• _Problem details_
Search the records for "name". Copy every line where it appears.

[start of Dataset]

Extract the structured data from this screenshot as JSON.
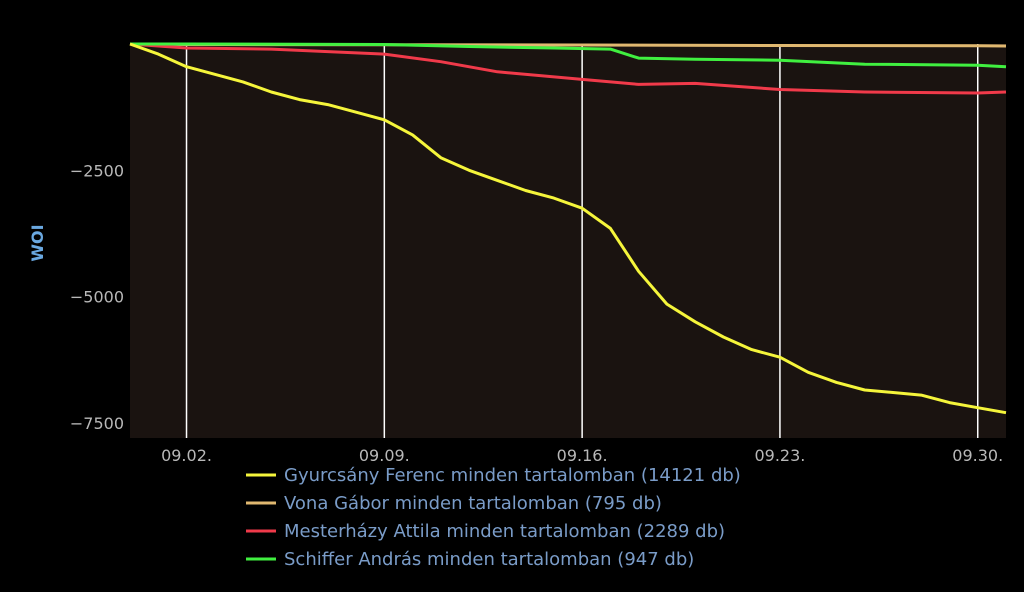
{
  "chart_data": {
    "type": "line",
    "ylabel": "WOI",
    "grid": "vertical",
    "legend_position": "bottom",
    "xlim": [
      "2014-08-31",
      "2014-10-01"
    ],
    "ylim": [
      -7800,
      0
    ],
    "x_ticks": [
      "2014-09-02",
      "2014-09-09",
      "2014-09-16",
      "2014-09-23",
      "2014-09-30"
    ],
    "x_tick_labels": [
      "09.02.",
      "09.09.",
      "09.16.",
      "09.23.",
      "09.30."
    ],
    "y_ticks": [
      -2500,
      -5000,
      -7500
    ],
    "y_tick_labels": [
      "−2500",
      "−5000",
      "−7500"
    ],
    "plot_background": "#1a1310",
    "series": [
      {
        "name": "Gyurcsány Ferenc minden tartalomban (14121 db)",
        "color": "#f5f53b",
        "x": [
          "2014-08-31",
          "2014-09-01",
          "2014-09-02",
          "2014-09-03",
          "2014-09-04",
          "2014-09-05",
          "2014-09-06",
          "2014-09-07",
          "2014-09-08",
          "2014-09-09",
          "2014-09-10",
          "2014-09-11",
          "2014-09-12",
          "2014-09-13",
          "2014-09-14",
          "2014-09-15",
          "2014-09-16",
          "2014-09-17",
          "2014-09-18",
          "2014-09-19",
          "2014-09-20",
          "2014-09-21",
          "2014-09-22",
          "2014-09-23",
          "2014-09-24",
          "2014-09-25",
          "2014-09-26",
          "2014-09-27",
          "2014-09-28",
          "2014-09-29",
          "2014-09-30",
          "2014-10-01"
        ],
        "y": [
          0,
          -200,
          -450,
          -600,
          -750,
          -950,
          -1100,
          -1200,
          -1350,
          -1500,
          -1800,
          -2250,
          -2500,
          -2700,
          -2900,
          -3050,
          -3250,
          -3650,
          -4500,
          -5150,
          -5500,
          -5800,
          -6050,
          -6200,
          -6500,
          -6700,
          -6850,
          -6900,
          -6950,
          -7100,
          -7200,
          -7300
        ]
      },
      {
        "name": "Vona Gábor minden tartalomban (795 db)",
        "color": "#e0b870",
        "x": [
          "2014-08-31",
          "2014-09-02",
          "2014-09-09",
          "2014-09-16",
          "2014-09-23",
          "2014-09-30",
          "2014-10-01"
        ],
        "y": [
          0,
          -10,
          -15,
          -20,
          -30,
          -35,
          -40
        ]
      },
      {
        "name": "Mesterházy Attila minden tartalomban (2289 db)",
        "color": "#f03a4a",
        "x": [
          "2014-08-31",
          "2014-09-02",
          "2014-09-05",
          "2014-09-07",
          "2014-09-09",
          "2014-09-11",
          "2014-09-13",
          "2014-09-16",
          "2014-09-18",
          "2014-09-20",
          "2014-09-23",
          "2014-09-26",
          "2014-09-30",
          "2014-10-01"
        ],
        "y": [
          0,
          -80,
          -100,
          -150,
          -200,
          -350,
          -550,
          -700,
          -800,
          -780,
          -900,
          -950,
          -970,
          -950
        ]
      },
      {
        "name": "Schiffer András minden tartalomban (947 db)",
        "color": "#40f040",
        "x": [
          "2014-08-31",
          "2014-09-02",
          "2014-09-09",
          "2014-09-12",
          "2014-09-15",
          "2014-09-17",
          "2014-09-18",
          "2014-09-20",
          "2014-09-23",
          "2014-09-26",
          "2014-09-30",
          "2014-10-01"
        ],
        "y": [
          0,
          0,
          -10,
          -50,
          -80,
          -100,
          -280,
          -300,
          -320,
          -400,
          -420,
          -450
        ]
      }
    ]
  }
}
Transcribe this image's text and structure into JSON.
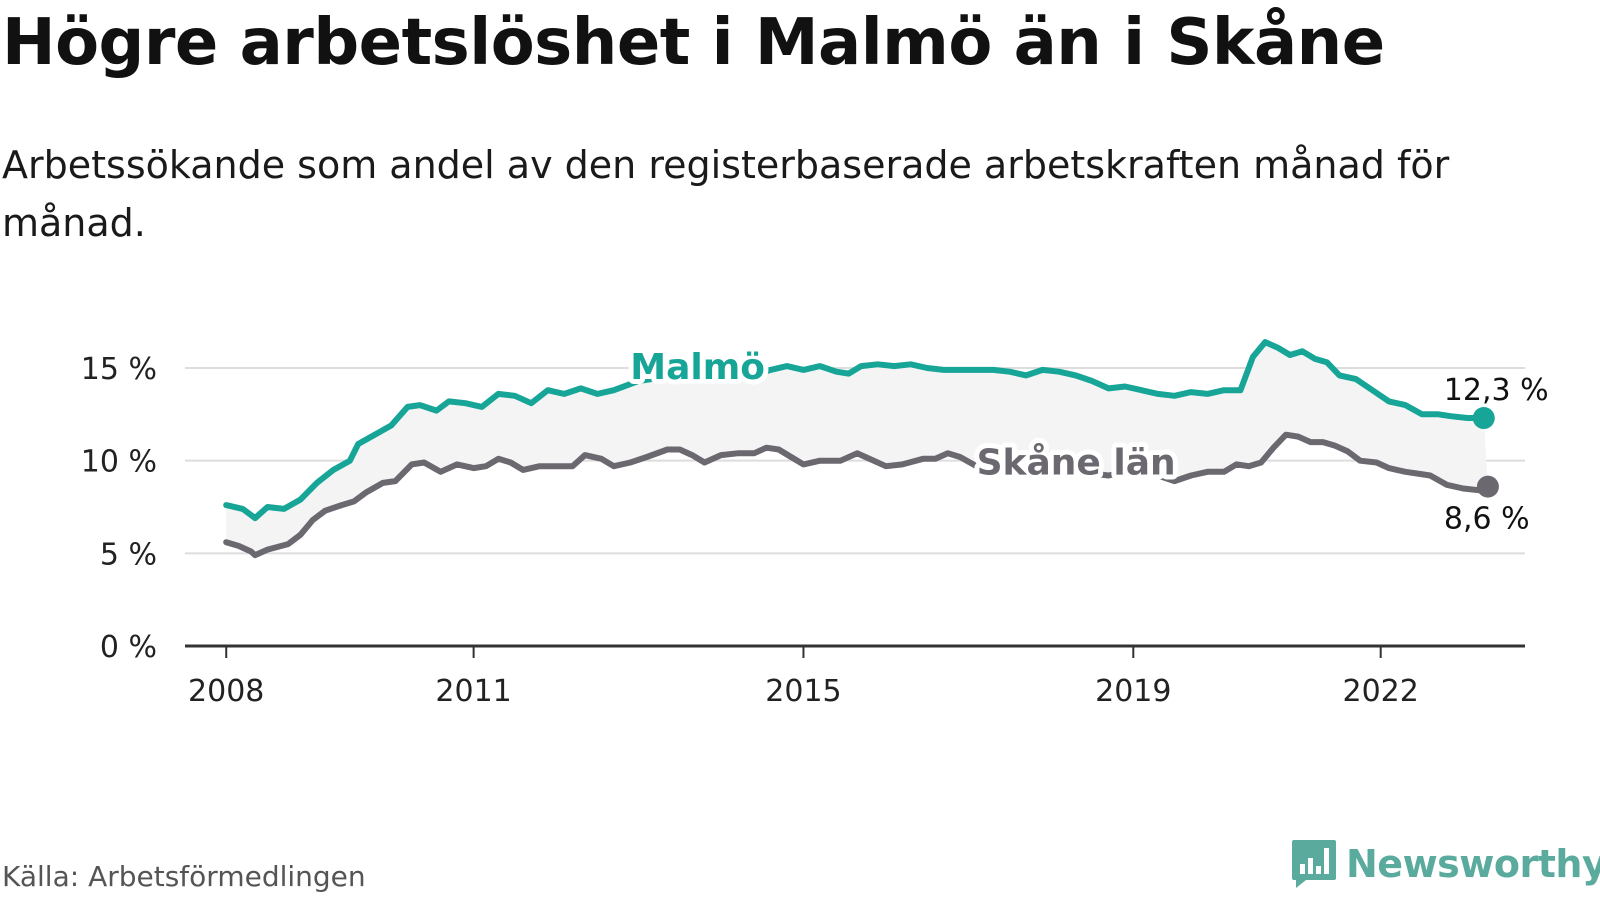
{
  "title": "Högre arbetslöshet i Malmö än i Skåne",
  "subtitle": "Arbetssökande som andel av den registerbaserade arbetskraften månad för månad.",
  "source": "Källa: Arbetsförmedlingen",
  "logo": {
    "text": "Newsworthy",
    "icon": "bar-chart-icon"
  },
  "colors": {
    "malmo": "#17a598",
    "skane": "#6b6870",
    "band": "#f4f4f5",
    "grid": "#dddddd",
    "axis": "#333333"
  },
  "chart_data": {
    "type": "line",
    "title": "Högre arbetslöshet i Malmö än i Skåne",
    "ylabel": "",
    "xlabel": "",
    "ylim": [
      0,
      15
    ],
    "xlim": [
      2007.5,
      2023.75
    ],
    "y_ticks": [
      {
        "value": 0,
        "label": "0 %"
      },
      {
        "value": 5,
        "label": "5 %"
      },
      {
        "value": 10,
        "label": "10 %"
      },
      {
        "value": 15,
        "label": "15 %"
      }
    ],
    "x_ticks": [
      {
        "value": 2008,
        "label": "2008"
      },
      {
        "value": 2011,
        "label": "2011"
      },
      {
        "value": 2015,
        "label": "2015"
      },
      {
        "value": 2019,
        "label": "2019"
      },
      {
        "value": 2022,
        "label": "2022"
      }
    ],
    "series": [
      {
        "name": "Malmö",
        "key": "malmo",
        "end_label": "12,3 %",
        "points": [
          [
            2008.0,
            7.6
          ],
          [
            2008.2,
            7.4
          ],
          [
            2008.35,
            6.9
          ],
          [
            2008.5,
            7.5
          ],
          [
            2008.7,
            7.4
          ],
          [
            2008.9,
            7.9
          ],
          [
            2009.1,
            8.8
          ],
          [
            2009.3,
            9.5
          ],
          [
            2009.5,
            10.0
          ],
          [
            2009.6,
            10.9
          ],
          [
            2009.8,
            11.4
          ],
          [
            2010.0,
            11.9
          ],
          [
            2010.2,
            12.9
          ],
          [
            2010.35,
            13.0
          ],
          [
            2010.55,
            12.7
          ],
          [
            2010.7,
            13.2
          ],
          [
            2010.9,
            13.1
          ],
          [
            2011.1,
            12.9
          ],
          [
            2011.3,
            13.6
          ],
          [
            2011.5,
            13.5
          ],
          [
            2011.7,
            13.1
          ],
          [
            2011.9,
            13.8
          ],
          [
            2012.1,
            13.6
          ],
          [
            2012.3,
            13.9
          ],
          [
            2012.5,
            13.6
          ],
          [
            2012.7,
            13.8
          ],
          [
            2013.0,
            14.3
          ],
          [
            2013.3,
            14.5
          ],
          [
            2013.6,
            15.0
          ],
          [
            2013.9,
            15.5
          ],
          [
            2014.0,
            15.4
          ],
          [
            2014.2,
            15.0
          ],
          [
            2014.4,
            14.6
          ],
          [
            2014.6,
            14.9
          ],
          [
            2014.8,
            15.1
          ],
          [
            2015.0,
            14.9
          ],
          [
            2015.2,
            15.1
          ],
          [
            2015.4,
            14.8
          ],
          [
            2015.55,
            14.7
          ],
          [
            2015.7,
            15.1
          ],
          [
            2015.9,
            15.2
          ],
          [
            2016.1,
            15.1
          ],
          [
            2016.3,
            15.2
          ],
          [
            2016.5,
            15.0
          ],
          [
            2016.7,
            14.9
          ],
          [
            2016.9,
            14.9
          ],
          [
            2017.1,
            14.9
          ],
          [
            2017.3,
            14.9
          ],
          [
            2017.5,
            14.8
          ],
          [
            2017.7,
            14.6
          ],
          [
            2017.9,
            14.9
          ],
          [
            2018.1,
            14.8
          ],
          [
            2018.3,
            14.6
          ],
          [
            2018.5,
            14.3
          ],
          [
            2018.7,
            13.9
          ],
          [
            2018.9,
            14.0
          ],
          [
            2019.1,
            13.8
          ],
          [
            2019.3,
            13.6
          ],
          [
            2019.5,
            13.5
          ],
          [
            2019.7,
            13.7
          ],
          [
            2019.9,
            13.6
          ],
          [
            2020.1,
            13.8
          ],
          [
            2020.3,
            13.8
          ],
          [
            2020.45,
            15.6
          ],
          [
            2020.6,
            16.4
          ],
          [
            2020.75,
            16.1
          ],
          [
            2020.9,
            15.7
          ],
          [
            2021.05,
            15.9
          ],
          [
            2021.2,
            15.5
          ],
          [
            2021.35,
            15.3
          ],
          [
            2021.5,
            14.6
          ],
          [
            2021.7,
            14.4
          ],
          [
            2021.9,
            13.8
          ],
          [
            2022.1,
            13.2
          ],
          [
            2022.3,
            13.0
          ],
          [
            2022.5,
            12.5
          ],
          [
            2022.7,
            12.5
          ],
          [
            2022.85,
            12.4
          ],
          [
            2023.05,
            12.3
          ],
          [
            2023.25,
            12.3
          ]
        ],
        "label_at": [
          2012.9,
          14.4
        ]
      },
      {
        "name": "Skåne län",
        "key": "skane",
        "end_label": "8,6 %",
        "points": [
          [
            2008.0,
            5.6
          ],
          [
            2008.15,
            5.4
          ],
          [
            2008.3,
            5.1
          ],
          [
            2008.35,
            4.9
          ],
          [
            2008.5,
            5.2
          ],
          [
            2008.75,
            5.5
          ],
          [
            2008.9,
            6.0
          ],
          [
            2009.05,
            6.8
          ],
          [
            2009.2,
            7.3
          ],
          [
            2009.4,
            7.6
          ],
          [
            2009.55,
            7.8
          ],
          [
            2009.7,
            8.3
          ],
          [
            2009.9,
            8.8
          ],
          [
            2010.05,
            8.9
          ],
          [
            2010.25,
            9.8
          ],
          [
            2010.4,
            9.9
          ],
          [
            2010.6,
            9.4
          ],
          [
            2010.8,
            9.8
          ],
          [
            2011.0,
            9.6
          ],
          [
            2011.15,
            9.7
          ],
          [
            2011.3,
            10.1
          ],
          [
            2011.45,
            9.9
          ],
          [
            2011.6,
            9.5
          ],
          [
            2011.8,
            9.7
          ],
          [
            2012.0,
            9.7
          ],
          [
            2012.2,
            9.7
          ],
          [
            2012.35,
            10.3
          ],
          [
            2012.55,
            10.1
          ],
          [
            2012.7,
            9.7
          ],
          [
            2012.9,
            9.9
          ],
          [
            2013.1,
            10.2
          ],
          [
            2013.35,
            10.6
          ],
          [
            2013.5,
            10.6
          ],
          [
            2013.65,
            10.3
          ],
          [
            2013.8,
            9.9
          ],
          [
            2014.0,
            10.3
          ],
          [
            2014.2,
            10.4
          ],
          [
            2014.4,
            10.4
          ],
          [
            2014.55,
            10.7
          ],
          [
            2014.7,
            10.6
          ],
          [
            2014.85,
            10.2
          ],
          [
            2015.0,
            9.8
          ],
          [
            2015.2,
            10.0
          ],
          [
            2015.45,
            10.0
          ],
          [
            2015.65,
            10.4
          ],
          [
            2015.8,
            10.1
          ],
          [
            2016.0,
            9.7
          ],
          [
            2016.2,
            9.8
          ],
          [
            2016.45,
            10.1
          ],
          [
            2016.6,
            10.1
          ],
          [
            2016.75,
            10.4
          ],
          [
            2016.9,
            10.2
          ],
          [
            2017.1,
            9.7
          ],
          [
            2017.3,
            9.6
          ],
          [
            2017.5,
            9.8
          ],
          [
            2017.7,
            9.9
          ],
          [
            2017.9,
            9.8
          ],
          [
            2018.1,
            9.7
          ],
          [
            2018.3,
            9.5
          ],
          [
            2018.5,
            9.3
          ],
          [
            2018.7,
            9.2
          ],
          [
            2018.9,
            9.4
          ],
          [
            2019.1,
            9.5
          ],
          [
            2019.3,
            9.2
          ],
          [
            2019.5,
            8.9
          ],
          [
            2019.7,
            9.2
          ],
          [
            2019.9,
            9.4
          ],
          [
            2020.1,
            9.4
          ],
          [
            2020.25,
            9.8
          ],
          [
            2020.4,
            9.7
          ],
          [
            2020.55,
            9.9
          ],
          [
            2020.7,
            10.7
          ],
          [
            2020.85,
            11.4
          ],
          [
            2021.0,
            11.3
          ],
          [
            2021.15,
            11.0
          ],
          [
            2021.3,
            11.0
          ],
          [
            2021.45,
            10.8
          ],
          [
            2021.6,
            10.5
          ],
          [
            2021.75,
            10.0
          ],
          [
            2021.95,
            9.9
          ],
          [
            2022.1,
            9.6
          ],
          [
            2022.3,
            9.4
          ],
          [
            2022.45,
            9.3
          ],
          [
            2022.6,
            9.2
          ],
          [
            2022.8,
            8.7
          ],
          [
            2023.0,
            8.5
          ],
          [
            2023.2,
            8.4
          ],
          [
            2023.3,
            8.6
          ]
        ],
        "label_at": [
          2017.1,
          9.25
        ]
      }
    ]
  }
}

[end of Dataset]

• _Exercise solution_
        "name": "Gyurcsány Ferenc minden tartalomban (14121 db)",
        "name": "Vona Gábor minden tartalomban (795 db)",
        "name": "Mesterházy Attila minden tartalomban (2289 db)",
        "name": "Schiffer András minden tartalomban (947 db)",
        "name": "Malmö",
        "name": "Skåne län",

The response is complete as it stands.